Short exercise | Send back the entries below exactly as they appear.
-- Start --
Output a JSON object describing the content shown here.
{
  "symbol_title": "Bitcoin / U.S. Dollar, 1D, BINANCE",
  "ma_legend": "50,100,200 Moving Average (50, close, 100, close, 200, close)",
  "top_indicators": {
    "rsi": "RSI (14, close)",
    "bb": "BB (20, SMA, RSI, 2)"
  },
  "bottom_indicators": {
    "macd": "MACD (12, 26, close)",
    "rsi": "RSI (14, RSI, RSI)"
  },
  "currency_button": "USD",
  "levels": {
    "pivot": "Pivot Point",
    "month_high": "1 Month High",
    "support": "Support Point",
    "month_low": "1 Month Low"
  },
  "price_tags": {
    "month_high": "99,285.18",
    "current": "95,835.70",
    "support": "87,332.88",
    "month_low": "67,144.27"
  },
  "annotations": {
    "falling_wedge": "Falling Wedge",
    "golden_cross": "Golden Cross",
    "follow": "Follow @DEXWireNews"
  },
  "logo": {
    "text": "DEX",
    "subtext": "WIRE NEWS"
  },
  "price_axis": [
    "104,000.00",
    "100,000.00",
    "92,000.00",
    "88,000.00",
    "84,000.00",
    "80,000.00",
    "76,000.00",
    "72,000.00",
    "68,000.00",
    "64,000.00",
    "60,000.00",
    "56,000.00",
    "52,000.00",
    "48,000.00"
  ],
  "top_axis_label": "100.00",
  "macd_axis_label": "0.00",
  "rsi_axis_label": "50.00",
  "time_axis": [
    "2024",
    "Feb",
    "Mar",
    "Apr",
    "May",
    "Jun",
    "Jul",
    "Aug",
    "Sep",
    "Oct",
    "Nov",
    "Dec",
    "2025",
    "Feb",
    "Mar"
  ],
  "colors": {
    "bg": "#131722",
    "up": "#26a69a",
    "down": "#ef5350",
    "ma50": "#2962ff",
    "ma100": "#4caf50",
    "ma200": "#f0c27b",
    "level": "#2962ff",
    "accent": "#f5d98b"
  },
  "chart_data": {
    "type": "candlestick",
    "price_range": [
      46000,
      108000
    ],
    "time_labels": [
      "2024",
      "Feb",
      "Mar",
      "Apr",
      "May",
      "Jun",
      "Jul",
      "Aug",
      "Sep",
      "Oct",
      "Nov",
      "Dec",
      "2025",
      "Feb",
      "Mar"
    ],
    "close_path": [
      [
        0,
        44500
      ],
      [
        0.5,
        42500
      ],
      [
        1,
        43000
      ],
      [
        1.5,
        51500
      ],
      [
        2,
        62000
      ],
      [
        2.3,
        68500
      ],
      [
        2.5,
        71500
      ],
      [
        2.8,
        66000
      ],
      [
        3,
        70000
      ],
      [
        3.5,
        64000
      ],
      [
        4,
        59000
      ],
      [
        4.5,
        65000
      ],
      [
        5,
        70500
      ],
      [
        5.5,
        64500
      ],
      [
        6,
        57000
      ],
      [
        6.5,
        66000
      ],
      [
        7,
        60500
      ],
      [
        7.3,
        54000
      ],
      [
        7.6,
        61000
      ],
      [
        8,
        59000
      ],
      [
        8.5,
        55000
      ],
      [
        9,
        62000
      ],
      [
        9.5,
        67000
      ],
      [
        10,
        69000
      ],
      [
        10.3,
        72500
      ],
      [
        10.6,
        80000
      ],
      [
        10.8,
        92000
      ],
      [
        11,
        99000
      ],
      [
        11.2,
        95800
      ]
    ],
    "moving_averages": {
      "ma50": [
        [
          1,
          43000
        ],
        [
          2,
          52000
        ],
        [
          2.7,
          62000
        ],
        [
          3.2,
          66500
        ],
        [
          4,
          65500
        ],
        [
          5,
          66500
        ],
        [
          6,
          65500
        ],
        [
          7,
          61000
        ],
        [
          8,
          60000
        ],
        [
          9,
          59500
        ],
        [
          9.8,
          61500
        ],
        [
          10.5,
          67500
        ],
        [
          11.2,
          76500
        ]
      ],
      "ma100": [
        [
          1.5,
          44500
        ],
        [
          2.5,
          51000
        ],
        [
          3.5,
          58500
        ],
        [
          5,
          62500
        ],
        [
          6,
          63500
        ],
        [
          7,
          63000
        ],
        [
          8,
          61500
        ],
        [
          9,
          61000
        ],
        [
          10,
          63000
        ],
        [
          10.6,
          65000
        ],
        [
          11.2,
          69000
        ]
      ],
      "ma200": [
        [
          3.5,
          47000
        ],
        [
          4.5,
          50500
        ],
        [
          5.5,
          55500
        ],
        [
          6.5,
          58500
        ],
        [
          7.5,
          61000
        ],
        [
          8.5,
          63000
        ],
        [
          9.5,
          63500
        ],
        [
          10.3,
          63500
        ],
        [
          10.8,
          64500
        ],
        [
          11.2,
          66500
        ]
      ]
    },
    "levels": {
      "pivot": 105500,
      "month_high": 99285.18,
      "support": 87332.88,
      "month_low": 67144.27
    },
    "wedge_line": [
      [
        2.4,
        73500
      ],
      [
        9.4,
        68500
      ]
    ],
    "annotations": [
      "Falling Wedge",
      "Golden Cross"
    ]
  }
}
-- End --
Final result |
Output a JSON object describing the content shown here.
{
  "symbol_title": "Bitcoin / U.S. Dollar, 1D, BINANCE",
  "ma_legend": "50,100,200 Moving Average (50, close, 100, close, 200, close)",
  "top_indicators": {
    "rsi": "RSI (14, close)",
    "bb": "BB (20, SMA, RSI, 2)"
  },
  "bottom_indicators": {
    "macd": "MACD (12, 26, close)",
    "rsi": "RSI (14, RSI, RSI)"
  },
  "currency_button": "USD",
  "levels": {
    "pivot": "Pivot Point",
    "month_high": "1 Month High",
    "support": "Support Point",
    "month_low": "1 Month Low"
  },
  "price_tags": {
    "month_high": "99,285.18",
    "current": "95,835.70",
    "support": "87,332.88",
    "month_low": "67,144.27"
  },
  "annotations": {
    "falling_wedge": "Falling Wedge",
    "golden_cross": "Golden Cross",
    "follow": "Follow @DEXWireNews"
  },
  "logo": {
    "text": "DEX",
    "subtext": "WIRE NEWS"
  },
  "price_axis": [
    "104,000.00",
    "100,000.00",
    "92,000.00",
    "88,000.00",
    "84,000.00",
    "80,000.00",
    "76,000.00",
    "72,000.00",
    "68,000.00",
    "64,000.00",
    "60,000.00",
    "56,000.00",
    "52,000.00",
    "48,000.00"
  ],
  "top_axis_label": "100.00",
  "macd_axis_label": "0.00",
  "rsi_axis_label": "50.00",
  "time_axis": [
    "2024",
    "Feb",
    "Mar",
    "Apr",
    "May",
    "Jun",
    "Jul",
    "Aug",
    "Sep",
    "Oct",
    "Nov",
    "Dec",
    "2025",
    "Feb",
    "Mar"
  ],
  "colors": {
    "bg": "#131722",
    "up": "#26a69a",
    "down": "#ef5350",
    "ma50": "#2962ff",
    "ma100": "#4caf50",
    "ma200": "#f0c27b",
    "level": "#2962ff",
    "accent": "#f5d98b"
  },
  "chart_data": {
    "type": "candlestick",
    "price_range": [
      46000,
      108000
    ],
    "time_labels": [
      "2024",
      "Feb",
      "Mar",
      "Apr",
      "May",
      "Jun",
      "Jul",
      "Aug",
      "Sep",
      "Oct",
      "Nov",
      "Dec",
      "2025",
      "Feb",
      "Mar"
    ],
    "close_path": [
      [
        0,
        44500
      ],
      [
        0.5,
        42500
      ],
      [
        1,
        43000
      ],
      [
        1.5,
        51500
      ],
      [
        2,
        62000
      ],
      [
        2.3,
        68500
      ],
      [
        2.5,
        71500
      ],
      [
        2.8,
        66000
      ],
      [
        3,
        70000
      ],
      [
        3.5,
        64000
      ],
      [
        4,
        59000
      ],
      [
        4.5,
        65000
      ],
      [
        5,
        70500
      ],
      [
        5.5,
        64500
      ],
      [
        6,
        57000
      ],
      [
        6.5,
        66000
      ],
      [
        7,
        60500
      ],
      [
        7.3,
        54000
      ],
      [
        7.6,
        61000
      ],
      [
        8,
        59000
      ],
      [
        8.5,
        55000
      ],
      [
        9,
        62000
      ],
      [
        9.5,
        67000
      ],
      [
        10,
        69000
      ],
      [
        10.3,
        72500
      ],
      [
        10.6,
        80000
      ],
      [
        10.8,
        92000
      ],
      [
        11,
        99000
      ],
      [
        11.2,
        95800
      ]
    ],
    "moving_averages": {
      "ma50": [
        [
          1,
          43000
        ],
        [
          2,
          52000
        ],
        [
          2.7,
          62000
        ],
        [
          3.2,
          66500
        ],
        [
          4,
          65500
        ],
        [
          5,
          66500
        ],
        [
          6,
          65500
        ],
        [
          7,
          61000
        ],
        [
          8,
          60000
        ],
        [
          9,
          59500
        ],
        [
          9.8,
          61500
        ],
        [
          10.5,
          67500
        ],
        [
          11.2,
          76500
        ]
      ],
      "ma100": [
        [
          1.5,
          44500
        ],
        [
          2.5,
          51000
        ],
        [
          3.5,
          58500
        ],
        [
          5,
          62500
        ],
        [
          6,
          63500
        ],
        [
          7,
          63000
        ],
        [
          8,
          61500
        ],
        [
          9,
          61000
        ],
        [
          10,
          63000
        ],
        [
          10.6,
          65000
        ],
        [
          11.2,
          69000
        ]
      ],
      "ma200": [
        [
          3.5,
          47000
        ],
        [
          4.5,
          50500
        ],
        [
          5.5,
          55500
        ],
        [
          6.5,
          58500
        ],
        [
          7.5,
          61000
        ],
        [
          8.5,
          63000
        ],
        [
          9.5,
          63500
        ],
        [
          10.3,
          63500
        ],
        [
          10.8,
          64500
        ],
        [
          11.2,
          66500
        ]
      ]
    },
    "levels": {
      "pivot": 105500,
      "month_high": 99285.18,
      "support": 87332.88,
      "month_low": 67144.27
    },
    "wedge_line": [
      [
        2.4,
        73500
      ],
      [
        9.4,
        68500
      ]
    ],
    "annotations": [
      "Falling Wedge",
      "Golden Cross"
    ]
  }
}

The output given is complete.